EXERCISE BRIEF: Transcribe the records below exactly.

________

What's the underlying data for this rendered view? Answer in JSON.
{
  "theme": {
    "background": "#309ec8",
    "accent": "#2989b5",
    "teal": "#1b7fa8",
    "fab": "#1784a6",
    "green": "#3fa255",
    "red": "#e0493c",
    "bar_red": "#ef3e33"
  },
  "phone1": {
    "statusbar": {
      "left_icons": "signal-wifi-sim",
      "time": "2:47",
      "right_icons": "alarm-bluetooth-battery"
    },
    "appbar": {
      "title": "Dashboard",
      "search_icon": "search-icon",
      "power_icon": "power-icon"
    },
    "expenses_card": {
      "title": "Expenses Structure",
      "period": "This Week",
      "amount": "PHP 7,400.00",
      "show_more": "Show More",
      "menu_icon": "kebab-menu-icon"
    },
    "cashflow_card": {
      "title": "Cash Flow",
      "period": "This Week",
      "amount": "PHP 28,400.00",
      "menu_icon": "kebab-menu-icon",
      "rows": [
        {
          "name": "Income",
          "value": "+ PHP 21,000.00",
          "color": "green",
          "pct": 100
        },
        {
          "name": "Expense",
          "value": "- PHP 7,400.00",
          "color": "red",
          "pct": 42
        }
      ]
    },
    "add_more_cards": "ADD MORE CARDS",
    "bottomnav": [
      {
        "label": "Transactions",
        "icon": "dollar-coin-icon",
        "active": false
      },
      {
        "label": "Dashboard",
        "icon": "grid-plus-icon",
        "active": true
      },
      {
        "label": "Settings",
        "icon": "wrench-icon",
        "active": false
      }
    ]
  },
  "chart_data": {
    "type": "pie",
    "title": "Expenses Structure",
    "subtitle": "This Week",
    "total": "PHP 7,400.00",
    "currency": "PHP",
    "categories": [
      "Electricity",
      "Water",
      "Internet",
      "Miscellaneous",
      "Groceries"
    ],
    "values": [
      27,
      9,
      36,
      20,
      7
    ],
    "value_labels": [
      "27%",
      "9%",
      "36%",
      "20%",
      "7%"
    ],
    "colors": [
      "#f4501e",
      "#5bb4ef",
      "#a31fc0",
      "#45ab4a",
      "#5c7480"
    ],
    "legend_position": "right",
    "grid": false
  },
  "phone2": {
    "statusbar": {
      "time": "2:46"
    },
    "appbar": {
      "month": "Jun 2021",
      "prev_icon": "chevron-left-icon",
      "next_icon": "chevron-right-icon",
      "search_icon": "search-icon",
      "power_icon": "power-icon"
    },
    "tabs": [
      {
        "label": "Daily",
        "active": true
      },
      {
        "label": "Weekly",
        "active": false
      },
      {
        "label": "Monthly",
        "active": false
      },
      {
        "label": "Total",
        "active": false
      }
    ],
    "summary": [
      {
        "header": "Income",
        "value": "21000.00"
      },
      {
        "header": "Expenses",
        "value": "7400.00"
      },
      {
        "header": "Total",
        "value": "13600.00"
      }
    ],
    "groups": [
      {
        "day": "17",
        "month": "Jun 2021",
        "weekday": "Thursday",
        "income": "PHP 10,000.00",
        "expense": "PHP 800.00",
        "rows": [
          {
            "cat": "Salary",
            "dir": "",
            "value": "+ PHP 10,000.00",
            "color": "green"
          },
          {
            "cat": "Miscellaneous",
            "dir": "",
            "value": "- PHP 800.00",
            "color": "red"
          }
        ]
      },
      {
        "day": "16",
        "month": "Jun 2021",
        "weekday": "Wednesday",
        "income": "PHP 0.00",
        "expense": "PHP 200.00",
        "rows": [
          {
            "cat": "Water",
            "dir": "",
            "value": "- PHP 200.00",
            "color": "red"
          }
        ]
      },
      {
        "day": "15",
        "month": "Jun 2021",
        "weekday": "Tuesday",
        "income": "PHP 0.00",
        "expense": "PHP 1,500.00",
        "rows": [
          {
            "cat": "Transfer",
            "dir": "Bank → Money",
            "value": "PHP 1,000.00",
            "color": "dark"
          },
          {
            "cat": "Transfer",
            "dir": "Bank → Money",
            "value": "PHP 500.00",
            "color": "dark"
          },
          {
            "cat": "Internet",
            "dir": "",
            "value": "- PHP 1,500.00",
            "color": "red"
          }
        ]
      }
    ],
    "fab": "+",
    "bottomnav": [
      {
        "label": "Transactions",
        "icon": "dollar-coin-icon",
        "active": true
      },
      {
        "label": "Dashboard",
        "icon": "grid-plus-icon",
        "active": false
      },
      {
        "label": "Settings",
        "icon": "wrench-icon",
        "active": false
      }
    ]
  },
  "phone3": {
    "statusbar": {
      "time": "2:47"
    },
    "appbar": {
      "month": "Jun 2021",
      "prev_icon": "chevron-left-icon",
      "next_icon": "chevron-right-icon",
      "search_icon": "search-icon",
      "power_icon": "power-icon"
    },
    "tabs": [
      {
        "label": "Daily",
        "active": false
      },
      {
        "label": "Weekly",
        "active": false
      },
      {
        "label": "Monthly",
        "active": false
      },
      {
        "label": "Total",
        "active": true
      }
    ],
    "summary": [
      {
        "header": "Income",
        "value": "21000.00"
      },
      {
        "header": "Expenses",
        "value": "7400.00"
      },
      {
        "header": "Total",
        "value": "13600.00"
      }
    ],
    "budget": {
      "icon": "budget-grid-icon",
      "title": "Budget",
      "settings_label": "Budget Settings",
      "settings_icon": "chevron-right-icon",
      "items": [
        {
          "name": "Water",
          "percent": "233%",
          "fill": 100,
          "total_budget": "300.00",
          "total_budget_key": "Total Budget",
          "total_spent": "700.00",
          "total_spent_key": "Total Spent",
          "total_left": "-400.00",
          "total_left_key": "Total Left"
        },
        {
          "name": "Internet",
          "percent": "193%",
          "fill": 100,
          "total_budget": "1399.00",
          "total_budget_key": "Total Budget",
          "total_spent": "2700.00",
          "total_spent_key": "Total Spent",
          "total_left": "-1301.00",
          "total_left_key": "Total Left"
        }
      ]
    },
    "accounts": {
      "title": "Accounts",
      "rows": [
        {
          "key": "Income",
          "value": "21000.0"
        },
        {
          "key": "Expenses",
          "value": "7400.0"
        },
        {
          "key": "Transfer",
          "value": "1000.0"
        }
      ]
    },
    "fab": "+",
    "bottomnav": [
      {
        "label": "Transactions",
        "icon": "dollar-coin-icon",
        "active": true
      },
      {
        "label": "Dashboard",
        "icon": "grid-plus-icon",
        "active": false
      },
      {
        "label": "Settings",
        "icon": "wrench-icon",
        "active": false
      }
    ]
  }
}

________

SOLUTION BELOW:
What's the underlying data for this rendered view? Answer in JSON.
{
  "theme": {
    "background": "#309ec8",
    "accent": "#2989b5",
    "teal": "#1b7fa8",
    "fab": "#1784a6",
    "green": "#3fa255",
    "red": "#e0493c",
    "bar_red": "#ef3e33"
  },
  "phone1": {
    "statusbar": {
      "left_icons": "signal-wifi-sim",
      "time": "2:47",
      "right_icons": "alarm-bluetooth-battery"
    },
    "appbar": {
      "title": "Dashboard",
      "search_icon": "search-icon",
      "power_icon": "power-icon"
    },
    "expenses_card": {
      "title": "Expenses Structure",
      "period": "This Week",
      "amount": "PHP 7,400.00",
      "show_more": "Show More",
      "menu_icon": "kebab-menu-icon"
    },
    "cashflow_card": {
      "title": "Cash Flow",
      "period": "This Week",
      "amount": "PHP 28,400.00",
      "menu_icon": "kebab-menu-icon",
      "rows": [
        {
          "name": "Income",
          "value": "+ PHP 21,000.00",
          "color": "green",
          "pct": 100
        },
        {
          "name": "Expense",
          "value": "- PHP 7,400.00",
          "color": "red",
          "pct": 42
        }
      ]
    },
    "add_more_cards": "ADD MORE CARDS",
    "bottomnav": [
      {
        "label": "Transactions",
        "icon": "dollar-coin-icon",
        "active": false
      },
      {
        "label": "Dashboard",
        "icon": "grid-plus-icon",
        "active": true
      },
      {
        "label": "Settings",
        "icon": "wrench-icon",
        "active": false
      }
    ]
  },
  "chart_data": {
    "type": "pie",
    "title": "Expenses Structure",
    "subtitle": "This Week",
    "total": "PHP 7,400.00",
    "currency": "PHP",
    "categories": [
      "Electricity",
      "Water",
      "Internet",
      "Miscellaneous",
      "Groceries"
    ],
    "values": [
      27,
      9,
      36,
      20,
      7
    ],
    "value_labels": [
      "27%",
      "9%",
      "36%",
      "20%",
      "7%"
    ],
    "colors": [
      "#f4501e",
      "#5bb4ef",
      "#a31fc0",
      "#45ab4a",
      "#5c7480"
    ],
    "legend_position": "right",
    "grid": false
  },
  "phone2": {
    "statusbar": {
      "time": "2:46"
    },
    "appbar": {
      "month": "Jun 2021",
      "prev_icon": "chevron-left-icon",
      "next_icon": "chevron-right-icon",
      "search_icon": "search-icon",
      "power_icon": "power-icon"
    },
    "tabs": [
      {
        "label": "Daily",
        "active": true
      },
      {
        "label": "Weekly",
        "active": false
      },
      {
        "label": "Monthly",
        "active": false
      },
      {
        "label": "Total",
        "active": false
      }
    ],
    "summary": [
      {
        "header": "Income",
        "value": "21000.00"
      },
      {
        "header": "Expenses",
        "value": "7400.00"
      },
      {
        "header": "Total",
        "value": "13600.00"
      }
    ],
    "groups": [
      {
        "day": "17",
        "month": "Jun 2021",
        "weekday": "Thursday",
        "income": "PHP 10,000.00",
        "expense": "PHP 800.00",
        "rows": [
          {
            "cat": "Salary",
            "dir": "",
            "value": "+ PHP 10,000.00",
            "color": "green"
          },
          {
            "cat": "Miscellaneous",
            "dir": "",
            "value": "- PHP 800.00",
            "color": "red"
          }
        ]
      },
      {
        "day": "16",
        "month": "Jun 2021",
        "weekday": "Wednesday",
        "income": "PHP 0.00",
        "expense": "PHP 200.00",
        "rows": [
          {
            "cat": "Water",
            "dir": "",
            "value": "- PHP 200.00",
            "color": "red"
          }
        ]
      },
      {
        "day": "15",
        "month": "Jun 2021",
        "weekday": "Tuesday",
        "income": "PHP 0.00",
        "expense": "PHP 1,500.00",
        "rows": [
          {
            "cat": "Transfer",
            "dir": "Bank → Money",
            "value": "PHP 1,000.00",
            "color": "dark"
          },
          {
            "cat": "Transfer",
            "dir": "Bank → Money",
            "value": "PHP 500.00",
            "color": "dark"
          },
          {
            "cat": "Internet",
            "dir": "",
            "value": "- PHP 1,500.00",
            "color": "red"
          }
        ]
      }
    ],
    "fab": "+",
    "bottomnav": [
      {
        "label": "Transactions",
        "icon": "dollar-coin-icon",
        "active": true
      },
      {
        "label": "Dashboard",
        "icon": "grid-plus-icon",
        "active": false
      },
      {
        "label": "Settings",
        "icon": "wrench-icon",
        "active": false
      }
    ]
  },
  "phone3": {
    "statusbar": {
      "time": "2:47"
    },
    "appbar": {
      "month": "Jun 2021",
      "prev_icon": "chevron-left-icon",
      "next_icon": "chevron-right-icon",
      "search_icon": "search-icon",
      "power_icon": "power-icon"
    },
    "tabs": [
      {
        "label": "Daily",
        "active": false
      },
      {
        "label": "Weekly",
        "active": false
      },
      {
        "label": "Monthly",
        "active": false
      },
      {
        "label": "Total",
        "active": true
      }
    ],
    "summary": [
      {
        "header": "Income",
        "value": "21000.00"
      },
      {
        "header": "Expenses",
        "value": "7400.00"
      },
      {
        "header": "Total",
        "value": "13600.00"
      }
    ],
    "budget": {
      "icon": "budget-grid-icon",
      "title": "Budget",
      "settings_label": "Budget Settings",
      "settings_icon": "chevron-right-icon",
      "items": [
        {
          "name": "Water",
          "percent": "233%",
          "fill": 100,
          "total_budget": "300.00",
          "total_budget_key": "Total Budget",
          "total_spent": "700.00",
          "total_spent_key": "Total Spent",
          "total_left": "-400.00",
          "total_left_key": "Total Left"
        },
        {
          "name": "Internet",
          "percent": "193%",
          "fill": 100,
          "total_budget": "1399.00",
          "total_budget_key": "Total Budget",
          "total_spent": "2700.00",
          "total_spent_key": "Total Spent",
          "total_left": "-1301.00",
          "total_left_key": "Total Left"
        }
      ]
    },
    "accounts": {
      "title": "Accounts",
      "rows": [
        {
          "key": "Income",
          "value": "21000.0"
        },
        {
          "key": "Expenses",
          "value": "7400.0"
        },
        {
          "key": "Transfer",
          "value": "1000.0"
        }
      ]
    },
    "fab": "+",
    "bottomnav": [
      {
        "label": "Transactions",
        "icon": "dollar-coin-icon",
        "active": true
      },
      {
        "label": "Dashboard",
        "icon": "grid-plus-icon",
        "active": false
      },
      {
        "label": "Settings",
        "icon": "wrench-icon",
        "active": false
      }
    ]
  }
}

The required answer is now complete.